━━━━━ SUPPLIED RECORDS

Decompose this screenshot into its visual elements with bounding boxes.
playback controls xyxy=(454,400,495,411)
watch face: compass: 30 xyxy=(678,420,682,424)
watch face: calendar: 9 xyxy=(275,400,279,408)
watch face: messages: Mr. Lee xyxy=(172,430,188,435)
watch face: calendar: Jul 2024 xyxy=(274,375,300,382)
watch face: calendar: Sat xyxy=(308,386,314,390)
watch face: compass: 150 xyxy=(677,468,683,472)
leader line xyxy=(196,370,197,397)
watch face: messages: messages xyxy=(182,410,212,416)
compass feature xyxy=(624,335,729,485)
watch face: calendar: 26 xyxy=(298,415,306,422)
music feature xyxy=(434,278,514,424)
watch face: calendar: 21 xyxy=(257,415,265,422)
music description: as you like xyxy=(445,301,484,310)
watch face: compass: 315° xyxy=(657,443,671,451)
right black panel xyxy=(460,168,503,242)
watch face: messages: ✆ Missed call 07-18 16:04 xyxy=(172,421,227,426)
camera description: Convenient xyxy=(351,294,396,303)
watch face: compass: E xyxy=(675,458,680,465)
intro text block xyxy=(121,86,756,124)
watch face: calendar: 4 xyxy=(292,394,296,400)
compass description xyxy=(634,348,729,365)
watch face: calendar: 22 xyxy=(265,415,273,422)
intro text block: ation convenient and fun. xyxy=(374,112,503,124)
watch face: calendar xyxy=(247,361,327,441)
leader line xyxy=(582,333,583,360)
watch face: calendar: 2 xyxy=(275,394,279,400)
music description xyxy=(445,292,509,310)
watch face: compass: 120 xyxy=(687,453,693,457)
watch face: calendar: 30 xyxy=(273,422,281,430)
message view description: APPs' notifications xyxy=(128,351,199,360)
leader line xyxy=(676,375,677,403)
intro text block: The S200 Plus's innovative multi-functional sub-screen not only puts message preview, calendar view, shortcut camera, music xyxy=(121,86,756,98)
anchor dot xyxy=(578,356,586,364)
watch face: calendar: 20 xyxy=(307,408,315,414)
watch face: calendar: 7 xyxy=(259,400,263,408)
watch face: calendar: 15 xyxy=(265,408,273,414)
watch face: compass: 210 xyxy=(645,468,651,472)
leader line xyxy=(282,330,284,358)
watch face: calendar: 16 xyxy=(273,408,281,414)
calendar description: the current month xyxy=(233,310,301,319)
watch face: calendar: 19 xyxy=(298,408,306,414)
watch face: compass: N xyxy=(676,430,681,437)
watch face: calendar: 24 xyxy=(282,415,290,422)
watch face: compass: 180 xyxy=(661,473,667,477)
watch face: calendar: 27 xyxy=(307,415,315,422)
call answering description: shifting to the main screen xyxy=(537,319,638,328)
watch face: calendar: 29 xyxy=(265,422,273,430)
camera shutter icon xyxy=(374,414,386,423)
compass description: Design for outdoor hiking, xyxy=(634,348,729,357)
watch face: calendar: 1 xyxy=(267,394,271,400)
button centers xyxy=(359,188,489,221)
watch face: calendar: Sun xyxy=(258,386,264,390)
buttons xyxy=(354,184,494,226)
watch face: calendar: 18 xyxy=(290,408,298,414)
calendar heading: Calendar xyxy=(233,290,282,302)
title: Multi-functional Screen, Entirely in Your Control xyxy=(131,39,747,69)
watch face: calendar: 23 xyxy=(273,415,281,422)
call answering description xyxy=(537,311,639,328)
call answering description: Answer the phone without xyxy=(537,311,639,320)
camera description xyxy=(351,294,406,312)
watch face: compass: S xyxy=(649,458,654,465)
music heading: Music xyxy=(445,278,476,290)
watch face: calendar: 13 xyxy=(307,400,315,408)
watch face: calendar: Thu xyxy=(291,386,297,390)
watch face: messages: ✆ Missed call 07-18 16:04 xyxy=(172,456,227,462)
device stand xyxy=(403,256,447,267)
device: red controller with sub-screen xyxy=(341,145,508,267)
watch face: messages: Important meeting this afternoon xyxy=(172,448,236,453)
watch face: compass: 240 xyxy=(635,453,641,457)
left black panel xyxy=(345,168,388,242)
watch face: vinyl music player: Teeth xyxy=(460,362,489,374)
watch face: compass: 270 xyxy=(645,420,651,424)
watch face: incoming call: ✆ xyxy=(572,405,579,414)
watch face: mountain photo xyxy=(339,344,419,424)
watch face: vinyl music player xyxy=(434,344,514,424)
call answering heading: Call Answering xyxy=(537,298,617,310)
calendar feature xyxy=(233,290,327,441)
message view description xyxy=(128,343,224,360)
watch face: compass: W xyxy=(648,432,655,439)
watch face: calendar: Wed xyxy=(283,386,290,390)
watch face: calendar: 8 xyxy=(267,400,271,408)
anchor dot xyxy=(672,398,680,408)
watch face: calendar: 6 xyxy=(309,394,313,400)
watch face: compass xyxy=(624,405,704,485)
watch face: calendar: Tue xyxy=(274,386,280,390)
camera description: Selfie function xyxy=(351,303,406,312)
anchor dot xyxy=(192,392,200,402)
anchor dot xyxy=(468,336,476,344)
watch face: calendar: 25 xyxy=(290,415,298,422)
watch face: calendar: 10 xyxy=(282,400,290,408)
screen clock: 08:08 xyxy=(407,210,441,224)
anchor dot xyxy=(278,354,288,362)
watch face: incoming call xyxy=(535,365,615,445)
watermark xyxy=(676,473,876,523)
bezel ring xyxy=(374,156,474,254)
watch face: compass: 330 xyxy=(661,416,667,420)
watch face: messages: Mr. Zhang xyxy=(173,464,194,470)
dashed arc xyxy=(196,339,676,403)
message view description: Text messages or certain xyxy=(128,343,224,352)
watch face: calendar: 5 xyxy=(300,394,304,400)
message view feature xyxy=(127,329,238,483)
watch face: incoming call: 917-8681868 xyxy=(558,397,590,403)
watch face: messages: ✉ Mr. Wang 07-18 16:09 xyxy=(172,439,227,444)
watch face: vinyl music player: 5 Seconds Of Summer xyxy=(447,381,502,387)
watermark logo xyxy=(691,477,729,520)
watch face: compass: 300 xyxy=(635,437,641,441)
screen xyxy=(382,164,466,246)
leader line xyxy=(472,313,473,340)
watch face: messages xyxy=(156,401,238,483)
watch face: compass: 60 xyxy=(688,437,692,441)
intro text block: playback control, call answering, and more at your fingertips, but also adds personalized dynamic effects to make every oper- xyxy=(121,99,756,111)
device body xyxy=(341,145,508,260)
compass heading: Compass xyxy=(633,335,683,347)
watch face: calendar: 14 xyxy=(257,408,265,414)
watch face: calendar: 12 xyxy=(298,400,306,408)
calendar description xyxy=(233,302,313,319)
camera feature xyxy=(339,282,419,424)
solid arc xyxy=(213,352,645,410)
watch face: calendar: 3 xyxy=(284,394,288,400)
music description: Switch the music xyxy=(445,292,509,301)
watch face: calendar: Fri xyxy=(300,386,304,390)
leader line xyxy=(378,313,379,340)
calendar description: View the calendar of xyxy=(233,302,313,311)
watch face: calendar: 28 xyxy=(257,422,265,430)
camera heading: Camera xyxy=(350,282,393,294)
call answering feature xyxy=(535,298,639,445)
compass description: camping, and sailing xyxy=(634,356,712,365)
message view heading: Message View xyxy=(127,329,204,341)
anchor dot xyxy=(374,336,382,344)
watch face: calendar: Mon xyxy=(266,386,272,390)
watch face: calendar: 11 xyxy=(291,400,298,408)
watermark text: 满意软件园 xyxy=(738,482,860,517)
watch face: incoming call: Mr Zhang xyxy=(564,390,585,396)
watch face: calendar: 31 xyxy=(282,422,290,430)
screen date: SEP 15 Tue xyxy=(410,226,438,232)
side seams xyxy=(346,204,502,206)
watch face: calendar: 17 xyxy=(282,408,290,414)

━━━━━━━━━━

> [GIVEN EXERCISE]
Please copy the items above word for word, from their first line up to and including the line with "music feature xyxy=(434,278,514,424)".

> [OUTPUT BELOW]
Decompose this screenshot into its visual elements with bounding boxes.
playback controls xyxy=(454,400,495,411)
watch face: compass: 30 xyxy=(678,420,682,424)
watch face: calendar: 9 xyxy=(275,400,279,408)
watch face: messages: Mr. Lee xyxy=(172,430,188,435)
watch face: calendar: Jul 2024 xyxy=(274,375,300,382)
watch face: calendar: Sat xyxy=(308,386,314,390)
watch face: compass: 150 xyxy=(677,468,683,472)
leader line xyxy=(196,370,197,397)
watch face: messages: messages xyxy=(182,410,212,416)
compass feature xyxy=(624,335,729,485)
watch face: calendar: 26 xyxy=(298,415,306,422)
music feature xyxy=(434,278,514,424)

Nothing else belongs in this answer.